§ **Aim of the exercise**: Write out each of the following records again, keeping every line and character unchanged.

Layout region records

━━━━━━━━

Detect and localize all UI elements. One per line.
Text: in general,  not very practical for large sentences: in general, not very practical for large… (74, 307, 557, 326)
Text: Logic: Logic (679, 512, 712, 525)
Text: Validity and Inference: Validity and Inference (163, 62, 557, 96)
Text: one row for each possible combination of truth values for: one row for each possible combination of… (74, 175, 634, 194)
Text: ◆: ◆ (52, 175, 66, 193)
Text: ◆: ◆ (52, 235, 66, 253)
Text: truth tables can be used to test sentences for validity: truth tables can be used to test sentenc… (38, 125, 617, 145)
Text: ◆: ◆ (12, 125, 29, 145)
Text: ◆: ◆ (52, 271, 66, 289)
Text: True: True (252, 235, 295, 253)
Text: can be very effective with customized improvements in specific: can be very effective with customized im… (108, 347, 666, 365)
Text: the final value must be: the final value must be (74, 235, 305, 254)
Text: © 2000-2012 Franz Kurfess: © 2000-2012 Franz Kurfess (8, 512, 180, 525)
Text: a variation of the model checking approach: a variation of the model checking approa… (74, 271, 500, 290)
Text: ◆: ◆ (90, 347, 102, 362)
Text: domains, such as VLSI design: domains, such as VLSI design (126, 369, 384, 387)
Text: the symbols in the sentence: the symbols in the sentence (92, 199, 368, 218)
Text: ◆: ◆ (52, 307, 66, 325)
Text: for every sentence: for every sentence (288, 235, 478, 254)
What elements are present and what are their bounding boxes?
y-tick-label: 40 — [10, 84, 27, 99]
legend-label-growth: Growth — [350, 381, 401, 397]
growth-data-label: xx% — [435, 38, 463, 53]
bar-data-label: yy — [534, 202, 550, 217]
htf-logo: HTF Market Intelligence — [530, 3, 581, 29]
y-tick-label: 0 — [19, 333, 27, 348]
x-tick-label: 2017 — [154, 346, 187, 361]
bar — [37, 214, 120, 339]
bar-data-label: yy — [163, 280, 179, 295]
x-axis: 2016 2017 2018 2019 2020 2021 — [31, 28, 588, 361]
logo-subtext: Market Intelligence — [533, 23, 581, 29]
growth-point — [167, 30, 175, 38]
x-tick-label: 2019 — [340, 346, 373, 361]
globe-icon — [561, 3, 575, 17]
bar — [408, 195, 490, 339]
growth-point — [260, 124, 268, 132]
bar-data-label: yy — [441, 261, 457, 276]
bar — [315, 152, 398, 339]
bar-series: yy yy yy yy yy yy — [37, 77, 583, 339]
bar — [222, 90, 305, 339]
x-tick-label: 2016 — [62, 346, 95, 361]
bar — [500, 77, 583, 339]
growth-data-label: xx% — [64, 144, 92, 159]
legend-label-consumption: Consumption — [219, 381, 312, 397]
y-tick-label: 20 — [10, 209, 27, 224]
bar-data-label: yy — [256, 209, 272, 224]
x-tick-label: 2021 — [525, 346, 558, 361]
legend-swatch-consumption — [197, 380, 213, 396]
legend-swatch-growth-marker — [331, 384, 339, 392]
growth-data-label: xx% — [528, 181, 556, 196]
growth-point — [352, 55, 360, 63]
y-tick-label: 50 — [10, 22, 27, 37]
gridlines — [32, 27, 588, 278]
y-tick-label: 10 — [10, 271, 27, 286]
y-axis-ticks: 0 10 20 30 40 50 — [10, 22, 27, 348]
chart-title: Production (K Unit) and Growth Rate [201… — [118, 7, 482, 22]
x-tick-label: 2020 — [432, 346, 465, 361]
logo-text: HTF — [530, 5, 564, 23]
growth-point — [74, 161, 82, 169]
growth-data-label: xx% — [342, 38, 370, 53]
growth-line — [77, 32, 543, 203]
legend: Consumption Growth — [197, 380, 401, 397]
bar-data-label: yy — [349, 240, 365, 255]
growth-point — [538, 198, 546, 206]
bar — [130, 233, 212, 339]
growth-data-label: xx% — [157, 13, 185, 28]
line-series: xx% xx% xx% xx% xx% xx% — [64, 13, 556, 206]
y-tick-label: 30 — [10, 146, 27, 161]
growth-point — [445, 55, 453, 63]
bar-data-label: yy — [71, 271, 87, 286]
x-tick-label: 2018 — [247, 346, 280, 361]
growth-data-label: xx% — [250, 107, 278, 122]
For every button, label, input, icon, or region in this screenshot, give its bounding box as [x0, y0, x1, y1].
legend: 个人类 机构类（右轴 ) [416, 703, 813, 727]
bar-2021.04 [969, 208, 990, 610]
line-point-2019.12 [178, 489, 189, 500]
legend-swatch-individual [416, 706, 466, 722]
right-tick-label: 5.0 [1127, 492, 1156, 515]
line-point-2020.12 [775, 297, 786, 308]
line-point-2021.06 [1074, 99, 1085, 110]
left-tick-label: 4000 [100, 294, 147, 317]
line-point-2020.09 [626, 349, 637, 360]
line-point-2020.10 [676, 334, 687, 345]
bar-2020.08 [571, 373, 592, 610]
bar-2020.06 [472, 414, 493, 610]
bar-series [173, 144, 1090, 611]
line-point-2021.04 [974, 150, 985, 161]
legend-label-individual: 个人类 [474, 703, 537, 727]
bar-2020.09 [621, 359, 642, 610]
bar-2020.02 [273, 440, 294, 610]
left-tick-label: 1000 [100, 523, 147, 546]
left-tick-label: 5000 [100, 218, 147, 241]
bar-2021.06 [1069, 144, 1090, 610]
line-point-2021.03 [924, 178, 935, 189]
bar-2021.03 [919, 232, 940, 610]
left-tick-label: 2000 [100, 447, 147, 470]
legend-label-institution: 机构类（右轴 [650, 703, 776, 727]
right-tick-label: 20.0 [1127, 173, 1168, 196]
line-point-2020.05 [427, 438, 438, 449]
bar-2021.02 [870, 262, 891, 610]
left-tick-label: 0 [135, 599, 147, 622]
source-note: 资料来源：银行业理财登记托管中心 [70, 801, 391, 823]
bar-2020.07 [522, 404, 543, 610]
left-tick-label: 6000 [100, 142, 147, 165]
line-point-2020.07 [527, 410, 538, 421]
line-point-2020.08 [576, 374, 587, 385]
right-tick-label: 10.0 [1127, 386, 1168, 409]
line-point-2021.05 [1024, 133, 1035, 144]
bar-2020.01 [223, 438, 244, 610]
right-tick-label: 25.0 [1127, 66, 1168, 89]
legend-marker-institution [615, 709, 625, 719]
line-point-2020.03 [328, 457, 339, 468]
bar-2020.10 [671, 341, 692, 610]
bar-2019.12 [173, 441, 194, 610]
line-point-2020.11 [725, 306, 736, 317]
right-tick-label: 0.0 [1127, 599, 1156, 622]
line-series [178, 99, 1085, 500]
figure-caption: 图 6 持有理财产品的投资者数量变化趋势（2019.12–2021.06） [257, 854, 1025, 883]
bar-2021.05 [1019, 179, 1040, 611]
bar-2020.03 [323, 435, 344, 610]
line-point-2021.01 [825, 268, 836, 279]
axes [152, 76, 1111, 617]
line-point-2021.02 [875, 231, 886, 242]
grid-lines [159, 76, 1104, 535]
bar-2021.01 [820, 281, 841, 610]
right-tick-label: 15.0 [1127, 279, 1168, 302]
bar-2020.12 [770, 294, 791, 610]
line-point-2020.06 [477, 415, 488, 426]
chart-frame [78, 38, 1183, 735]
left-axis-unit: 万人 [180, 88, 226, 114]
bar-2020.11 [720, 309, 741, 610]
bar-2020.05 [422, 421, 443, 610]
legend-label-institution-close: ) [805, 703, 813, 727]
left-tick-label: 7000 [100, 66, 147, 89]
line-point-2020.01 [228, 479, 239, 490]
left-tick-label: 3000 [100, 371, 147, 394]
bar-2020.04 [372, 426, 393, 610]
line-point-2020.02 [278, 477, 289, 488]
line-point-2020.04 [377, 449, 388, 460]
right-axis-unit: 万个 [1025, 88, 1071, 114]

━━━━━━━━

§ **Written solution**:
Detect and localize all UI elements. One per line.
Text: in general,  not very practical for large sentences: in general, not very practical for large… (74, 307, 557, 326)
Text: Logic: Logic (679, 512, 712, 525)
Text: Validity and Inference: Validity and Inference (163, 62, 557, 96)
Text: one row for each possible combination of truth values for: one row for each possible combination of… (74, 175, 634, 194)
Text: ◆: ◆ (52, 175, 66, 193)
Text: ◆: ◆ (52, 235, 66, 253)
Text: truth tables can be used to test sentences for validity: truth tables can be used to test sentenc… (38, 125, 617, 145)
Text: ◆: ◆ (12, 125, 29, 145)
Text: ◆: ◆ (52, 271, 66, 289)
Text: True: True (252, 235, 295, 253)
Text: can be very effective with customized improvements in specific: can be very effective with customized im… (108, 347, 666, 365)
Text: the final value must be: the final value must be (74, 235, 305, 254)
Text: © 2000-2012 Franz Kurfess: © 2000-2012 Franz Kurfess (8, 512, 180, 525)
Text: a variation of the model checking approach: a variation of the model checking approa… (74, 271, 500, 290)
Text: ◆: ◆ (90, 347, 102, 362)
Text: domains, such as VLSI design: domains, such as VLSI design (126, 369, 384, 387)
Text: the symbols in the sentence: the symbols in the sentence (92, 199, 368, 218)
Text: ◆: ◆ (52, 307, 66, 325)
Text: for every sentence: for every sentence (288, 235, 478, 254)
What elements are present and what are their bounding boxes?
y-tick-label: 40 — [10, 84, 27, 99]
legend-label-growth: Growth — [350, 381, 401, 397]
growth-data-label: xx% — [435, 38, 463, 53]
bar-data-label: yy — [534, 202, 550, 217]
htf-logo: HTF Market Intelligence — [530, 3, 581, 29]
y-tick-label: 0 — [19, 333, 27, 348]
x-tick-label: 2017 — [154, 346, 187, 361]
bar — [37, 214, 120, 339]
bar-data-label: yy — [163, 280, 179, 295]
x-axis: 2016 2017 2018 2019 2020 2021 — [31, 28, 588, 361]
logo-subtext: Market Intelligence — [533, 23, 581, 29]
growth-point — [167, 30, 175, 38]
x-tick-label: 2019 — [340, 346, 373, 361]
globe-icon — [561, 3, 575, 17]
bar — [408, 195, 490, 339]
growth-point — [260, 124, 268, 132]
bar-data-label: yy — [441, 261, 457, 276]
bar — [315, 152, 398, 339]
bar-series: yy yy yy yy yy yy — [37, 77, 583, 339]
bar — [222, 90, 305, 339]
x-tick-label: 2016 — [62, 346, 95, 361]
bar — [500, 77, 583, 339]
growth-data-label: xx% — [64, 144, 92, 159]
legend-label-consumption: Consumption — [219, 381, 312, 397]
y-tick-label: 20 — [10, 209, 27, 224]
bar-data-label: yy — [256, 209, 272, 224]
x-tick-label: 2021 — [525, 346, 558, 361]
legend-swatch-consumption — [197, 380, 213, 396]
legend-swatch-growth-marker — [331, 384, 339, 392]
growth-data-label: xx% — [528, 181, 556, 196]
growth-point — [352, 55, 360, 63]
y-tick-label: 50 — [10, 22, 27, 37]
gridlines — [32, 27, 588, 278]
y-tick-label: 10 — [10, 271, 27, 286]
y-axis-ticks: 0 10 20 30 40 50 — [10, 22, 27, 348]
chart-title: Production (K Unit) and Growth Rate [201… — [118, 7, 482, 22]
x-tick-label: 2020 — [432, 346, 465, 361]
logo-text: HTF — [530, 5, 564, 23]
growth-point — [74, 161, 82, 169]
growth-data-label: xx% — [342, 38, 370, 53]
growth-line — [77, 32, 543, 203]
legend: Consumption Growth — [197, 380, 401, 397]
bar-data-label: yy — [349, 240, 365, 255]
growth-point — [538, 198, 546, 206]
bar — [130, 233, 212, 339]
growth-data-label: xx% — [157, 13, 185, 28]
line-series: xx% xx% xx% xx% xx% xx% — [64, 13, 556, 206]
y-tick-label: 30 — [10, 146, 27, 161]
growth-point — [445, 55, 453, 63]
bar-data-label: yy — [71, 271, 87, 286]
x-tick-label: 2018 — [247, 346, 280, 361]
growth-data-label: xx% — [250, 107, 278, 122]
For every button, label, input, icon, or region in this screenshot, give its bounding box as [x0, y0, x1, y1].
legend: 个人类 机构类（右轴 ) [416, 703, 813, 727]
bar-2021.04 [969, 208, 990, 610]
line-point-2019.12 [178, 489, 189, 500]
legend-swatch-individual [416, 706, 466, 722]
right-tick-label: 5.0 [1127, 492, 1156, 515]
line-point-2020.12 [775, 297, 786, 308]
line-point-2021.06 [1074, 99, 1085, 110]
left-tick-label: 4000 [100, 294, 147, 317]
line-point-2020.09 [626, 349, 637, 360]
line-point-2020.10 [676, 334, 687, 345]
bar-2020.08 [571, 373, 592, 610]
bar-2020.06 [472, 414, 493, 610]
bar-series [173, 144, 1090, 611]
line-point-2021.04 [974, 150, 985, 161]
legend-label-individual: 个人类 [474, 703, 537, 727]
bar-2020.09 [621, 359, 642, 610]
bar-2020.02 [273, 440, 294, 610]
left-tick-label: 1000 [100, 523, 147, 546]
left-tick-label: 5000 [100, 218, 147, 241]
bar-2021.06 [1069, 144, 1090, 610]
line-point-2021.03 [924, 178, 935, 189]
bar-2021.03 [919, 232, 940, 610]
left-tick-label: 2000 [100, 447, 147, 470]
legend-label-institution: 机构类（右轴 [650, 703, 776, 727]
right-tick-label: 20.0 [1127, 173, 1168, 196]
line-point-2020.05 [427, 438, 438, 449]
bar-2021.02 [870, 262, 891, 610]
left-tick-label: 0 [135, 599, 147, 622]
source-note: 资料来源：银行业理财登记托管中心 [70, 801, 391, 823]
bar-2020.07 [522, 404, 543, 610]
left-tick-label: 6000 [100, 142, 147, 165]
line-point-2020.07 [527, 410, 538, 421]
line-point-2020.08 [576, 374, 587, 385]
right-tick-label: 10.0 [1127, 386, 1168, 409]
line-point-2021.05 [1024, 133, 1035, 144]
bar-2020.01 [223, 438, 244, 610]
right-tick-label: 25.0 [1127, 66, 1168, 89]
legend-marker-institution [615, 709, 625, 719]
line-point-2020.03 [328, 457, 339, 468]
bar-2020.10 [671, 341, 692, 610]
bar-2019.12 [173, 441, 194, 610]
line-point-2020.11 [725, 306, 736, 317]
right-tick-label: 0.0 [1127, 599, 1156, 622]
line-series [178, 99, 1085, 500]
figure-caption: 图 6 持有理财产品的投资者数量变化趋势（2019.12–2021.06） [257, 854, 1025, 883]
bar-2021.05 [1019, 179, 1040, 611]
bar-2020.03 [323, 435, 344, 610]
line-point-2021.01 [825, 268, 836, 279]
axes [152, 76, 1111, 617]
line-point-2021.02 [875, 231, 886, 242]
grid-lines [159, 76, 1104, 535]
bar-2021.01 [820, 281, 841, 610]
right-tick-label: 15.0 [1127, 279, 1168, 302]
bar-2020.12 [770, 294, 791, 610]
line-point-2020.06 [477, 415, 488, 426]
chart-frame [78, 38, 1183, 735]
left-axis-unit: 万人 [180, 88, 226, 114]
bar-2020.11 [720, 309, 741, 610]
bar-2020.05 [422, 421, 443, 610]
legend-label-institution-close: ) [805, 703, 813, 727]
left-tick-label: 7000 [100, 66, 147, 89]
line-point-2020.01 [228, 479, 239, 490]
left-tick-label: 3000 [100, 371, 147, 394]
bar-2020.04 [372, 426, 393, 610]
line-point-2020.02 [278, 477, 289, 488]
line-point-2020.04 [377, 449, 388, 460]
right-axis-unit: 万个 [1025, 88, 1071, 114]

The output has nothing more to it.